— Start Exercise input —

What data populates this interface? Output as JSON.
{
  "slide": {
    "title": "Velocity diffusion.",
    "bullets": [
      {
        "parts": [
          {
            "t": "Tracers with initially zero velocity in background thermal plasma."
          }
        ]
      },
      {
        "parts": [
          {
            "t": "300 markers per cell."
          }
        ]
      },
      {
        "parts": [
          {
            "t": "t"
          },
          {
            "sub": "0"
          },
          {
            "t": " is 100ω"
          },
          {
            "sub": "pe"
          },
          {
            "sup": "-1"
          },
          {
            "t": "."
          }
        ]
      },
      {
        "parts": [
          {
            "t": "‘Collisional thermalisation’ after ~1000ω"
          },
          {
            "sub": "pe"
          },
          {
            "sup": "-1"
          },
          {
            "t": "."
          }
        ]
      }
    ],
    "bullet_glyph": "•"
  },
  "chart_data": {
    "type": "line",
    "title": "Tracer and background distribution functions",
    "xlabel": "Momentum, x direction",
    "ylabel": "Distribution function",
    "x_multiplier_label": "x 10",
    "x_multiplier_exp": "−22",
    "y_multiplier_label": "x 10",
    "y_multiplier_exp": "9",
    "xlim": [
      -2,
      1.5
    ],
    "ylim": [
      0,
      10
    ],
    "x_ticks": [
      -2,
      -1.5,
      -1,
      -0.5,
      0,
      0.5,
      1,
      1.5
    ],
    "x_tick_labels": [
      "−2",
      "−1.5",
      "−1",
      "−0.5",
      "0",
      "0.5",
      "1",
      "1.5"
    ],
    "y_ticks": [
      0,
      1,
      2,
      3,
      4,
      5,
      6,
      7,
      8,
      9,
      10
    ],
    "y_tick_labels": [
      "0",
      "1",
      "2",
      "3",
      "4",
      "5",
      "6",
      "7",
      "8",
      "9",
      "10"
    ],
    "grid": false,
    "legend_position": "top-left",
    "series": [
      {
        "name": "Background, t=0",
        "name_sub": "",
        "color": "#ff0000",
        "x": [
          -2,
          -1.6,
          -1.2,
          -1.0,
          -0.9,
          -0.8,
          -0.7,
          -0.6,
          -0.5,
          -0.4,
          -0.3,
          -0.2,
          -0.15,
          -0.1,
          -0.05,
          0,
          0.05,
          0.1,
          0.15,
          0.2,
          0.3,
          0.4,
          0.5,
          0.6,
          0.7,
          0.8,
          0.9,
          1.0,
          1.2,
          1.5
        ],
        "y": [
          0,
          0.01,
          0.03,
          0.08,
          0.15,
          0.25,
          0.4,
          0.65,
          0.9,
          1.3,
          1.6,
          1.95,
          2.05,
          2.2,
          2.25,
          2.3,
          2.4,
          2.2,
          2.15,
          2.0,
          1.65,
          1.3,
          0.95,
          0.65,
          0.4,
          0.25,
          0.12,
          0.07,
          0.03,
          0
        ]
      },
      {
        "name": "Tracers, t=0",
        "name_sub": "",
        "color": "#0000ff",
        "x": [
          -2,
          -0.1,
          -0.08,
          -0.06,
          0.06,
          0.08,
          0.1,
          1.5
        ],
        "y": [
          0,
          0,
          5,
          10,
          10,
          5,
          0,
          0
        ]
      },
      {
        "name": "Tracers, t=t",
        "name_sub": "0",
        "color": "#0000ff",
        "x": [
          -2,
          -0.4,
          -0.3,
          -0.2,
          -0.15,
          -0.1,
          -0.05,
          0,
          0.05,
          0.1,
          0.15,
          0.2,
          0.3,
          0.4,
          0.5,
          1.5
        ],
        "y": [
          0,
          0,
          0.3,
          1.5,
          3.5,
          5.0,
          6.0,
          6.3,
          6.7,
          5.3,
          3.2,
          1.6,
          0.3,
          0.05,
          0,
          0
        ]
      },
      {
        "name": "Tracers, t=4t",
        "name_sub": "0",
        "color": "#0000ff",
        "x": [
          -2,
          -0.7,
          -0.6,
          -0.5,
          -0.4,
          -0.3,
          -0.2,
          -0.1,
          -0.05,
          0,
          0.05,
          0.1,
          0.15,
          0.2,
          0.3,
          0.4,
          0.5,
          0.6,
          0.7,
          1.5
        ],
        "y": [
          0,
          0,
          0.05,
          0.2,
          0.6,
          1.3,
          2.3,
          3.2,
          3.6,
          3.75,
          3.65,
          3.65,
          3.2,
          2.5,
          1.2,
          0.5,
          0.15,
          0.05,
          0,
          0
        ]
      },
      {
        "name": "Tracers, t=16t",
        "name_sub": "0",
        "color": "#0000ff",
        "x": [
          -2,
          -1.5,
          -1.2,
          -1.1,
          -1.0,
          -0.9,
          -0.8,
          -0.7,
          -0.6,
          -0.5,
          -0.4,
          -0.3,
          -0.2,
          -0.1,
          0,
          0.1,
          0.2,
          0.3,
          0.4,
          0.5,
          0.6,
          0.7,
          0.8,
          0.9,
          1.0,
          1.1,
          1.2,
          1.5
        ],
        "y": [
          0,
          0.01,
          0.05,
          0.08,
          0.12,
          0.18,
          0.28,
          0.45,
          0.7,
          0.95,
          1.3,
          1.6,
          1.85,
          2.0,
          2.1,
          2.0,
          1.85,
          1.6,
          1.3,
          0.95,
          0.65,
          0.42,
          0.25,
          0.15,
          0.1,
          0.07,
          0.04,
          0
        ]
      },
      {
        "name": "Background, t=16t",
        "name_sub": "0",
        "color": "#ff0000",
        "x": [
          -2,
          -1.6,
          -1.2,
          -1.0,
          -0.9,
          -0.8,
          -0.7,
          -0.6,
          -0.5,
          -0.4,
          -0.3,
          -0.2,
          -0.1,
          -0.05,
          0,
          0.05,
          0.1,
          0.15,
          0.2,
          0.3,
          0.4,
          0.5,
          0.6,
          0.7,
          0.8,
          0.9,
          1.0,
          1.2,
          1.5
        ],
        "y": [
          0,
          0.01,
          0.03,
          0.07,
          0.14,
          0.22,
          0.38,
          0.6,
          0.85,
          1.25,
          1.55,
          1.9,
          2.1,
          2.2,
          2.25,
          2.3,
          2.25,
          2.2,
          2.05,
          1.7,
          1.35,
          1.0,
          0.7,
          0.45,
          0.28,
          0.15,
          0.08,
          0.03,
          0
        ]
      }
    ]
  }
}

— End Exercise input —

◆ Required work ◆
Working from the material above, retype it in its entirety without change.

◆ Response ◆
What data populates this interface? Output as JSON.
{
  "slide": {
    "title": "Velocity diffusion.",
    "bullets": [
      {
        "parts": [
          {
            "t": "Tracers with initially zero velocity in background thermal plasma."
          }
        ]
      },
      {
        "parts": [
          {
            "t": "300 markers per cell."
          }
        ]
      },
      {
        "parts": [
          {
            "t": "t"
          },
          {
            "sub": "0"
          },
          {
            "t": " is 100ω"
          },
          {
            "sub": "pe"
          },
          {
            "sup": "-1"
          },
          {
            "t": "."
          }
        ]
      },
      {
        "parts": [
          {
            "t": "‘Collisional thermalisation’ after ~1000ω"
          },
          {
            "sub": "pe"
          },
          {
            "sup": "-1"
          },
          {
            "t": "."
          }
        ]
      }
    ],
    "bullet_glyph": "•"
  },
  "chart_data": {
    "type": "line",
    "title": "Tracer and background distribution functions",
    "xlabel": "Momentum, x direction",
    "ylabel": "Distribution function",
    "x_multiplier_label": "x 10",
    "x_multiplier_exp": "−22",
    "y_multiplier_label": "x 10",
    "y_multiplier_exp": "9",
    "xlim": [
      -2,
      1.5
    ],
    "ylim": [
      0,
      10
    ],
    "x_ticks": [
      -2,
      -1.5,
      -1,
      -0.5,
      0,
      0.5,
      1,
      1.5
    ],
    "x_tick_labels": [
      "−2",
      "−1.5",
      "−1",
      "−0.5",
      "0",
      "0.5",
      "1",
      "1.5"
    ],
    "y_ticks": [
      0,
      1,
      2,
      3,
      4,
      5,
      6,
      7,
      8,
      9,
      10
    ],
    "y_tick_labels": [
      "0",
      "1",
      "2",
      "3",
      "4",
      "5",
      "6",
      "7",
      "8",
      "9",
      "10"
    ],
    "grid": false,
    "legend_position": "top-left",
    "series": [
      {
        "name": "Background, t=0",
        "name_sub": "",
        "color": "#ff0000",
        "x": [
          -2,
          -1.6,
          -1.2,
          -1.0,
          -0.9,
          -0.8,
          -0.7,
          -0.6,
          -0.5,
          -0.4,
          -0.3,
          -0.2,
          -0.15,
          -0.1,
          -0.05,
          0,
          0.05,
          0.1,
          0.15,
          0.2,
          0.3,
          0.4,
          0.5,
          0.6,
          0.7,
          0.8,
          0.9,
          1.0,
          1.2,
          1.5
        ],
        "y": [
          0,
          0.01,
          0.03,
          0.08,
          0.15,
          0.25,
          0.4,
          0.65,
          0.9,
          1.3,
          1.6,
          1.95,
          2.05,
          2.2,
          2.25,
          2.3,
          2.4,
          2.2,
          2.15,
          2.0,
          1.65,
          1.3,
          0.95,
          0.65,
          0.4,
          0.25,
          0.12,
          0.07,
          0.03,
          0
        ]
      },
      {
        "name": "Tracers, t=0",
        "name_sub": "",
        "color": "#0000ff",
        "x": [
          -2,
          -0.1,
          -0.08,
          -0.06,
          0.06,
          0.08,
          0.1,
          1.5
        ],
        "y": [
          0,
          0,
          5,
          10,
          10,
          5,
          0,
          0
        ]
      },
      {
        "name": "Tracers, t=t",
        "name_sub": "0",
        "color": "#0000ff",
        "x": [
          -2,
          -0.4,
          -0.3,
          -0.2,
          -0.15,
          -0.1,
          -0.05,
          0,
          0.05,
          0.1,
          0.15,
          0.2,
          0.3,
          0.4,
          0.5,
          1.5
        ],
        "y": [
          0,
          0,
          0.3,
          1.5,
          3.5,
          5.0,
          6.0,
          6.3,
          6.7,
          5.3,
          3.2,
          1.6,
          0.3,
          0.05,
          0,
          0
        ]
      },
      {
        "name": "Tracers, t=4t",
        "name_sub": "0",
        "color": "#0000ff",
        "x": [
          -2,
          -0.7,
          -0.6,
          -0.5,
          -0.4,
          -0.3,
          -0.2,
          -0.1,
          -0.05,
          0,
          0.05,
          0.1,
          0.15,
          0.2,
          0.3,
          0.4,
          0.5,
          0.6,
          0.7,
          1.5
        ],
        "y": [
          0,
          0,
          0.05,
          0.2,
          0.6,
          1.3,
          2.3,
          3.2,
          3.6,
          3.75,
          3.65,
          3.65,
          3.2,
          2.5,
          1.2,
          0.5,
          0.15,
          0.05,
          0,
          0
        ]
      },
      {
        "name": "Tracers, t=16t",
        "name_sub": "0",
        "color": "#0000ff",
        "x": [
          -2,
          -1.5,
          -1.2,
          -1.1,
          -1.0,
          -0.9,
          -0.8,
          -0.7,
          -0.6,
          -0.5,
          -0.4,
          -0.3,
          -0.2,
          -0.1,
          0,
          0.1,
          0.2,
          0.3,
          0.4,
          0.5,
          0.6,
          0.7,
          0.8,
          0.9,
          1.0,
          1.1,
          1.2,
          1.5
        ],
        "y": [
          0,
          0.01,
          0.05,
          0.08,
          0.12,
          0.18,
          0.28,
          0.45,
          0.7,
          0.95,
          1.3,
          1.6,
          1.85,
          2.0,
          2.1,
          2.0,
          1.85,
          1.6,
          1.3,
          0.95,
          0.65,
          0.42,
          0.25,
          0.15,
          0.1,
          0.07,
          0.04,
          0
        ]
      },
      {
        "name": "Background, t=16t",
        "name_sub": "0",
        "color": "#ff0000",
        "x": [
          -2,
          -1.6,
          -1.2,
          -1.0,
          -0.9,
          -0.8,
          -0.7,
          -0.6,
          -0.5,
          -0.4,
          -0.3,
          -0.2,
          -0.1,
          -0.05,
          0,
          0.05,
          0.1,
          0.15,
          0.2,
          0.3,
          0.4,
          0.5,
          0.6,
          0.7,
          0.8,
          0.9,
          1.0,
          1.2,
          1.5
        ],
        "y": [
          0,
          0.01,
          0.03,
          0.07,
          0.14,
          0.22,
          0.38,
          0.6,
          0.85,
          1.25,
          1.55,
          1.9,
          2.1,
          2.2,
          2.25,
          2.3,
          2.25,
          2.2,
          2.05,
          1.7,
          1.35,
          1.0,
          0.7,
          0.45,
          0.28,
          0.15,
          0.08,
          0.03,
          0
        ]
      }
    ]
  }
}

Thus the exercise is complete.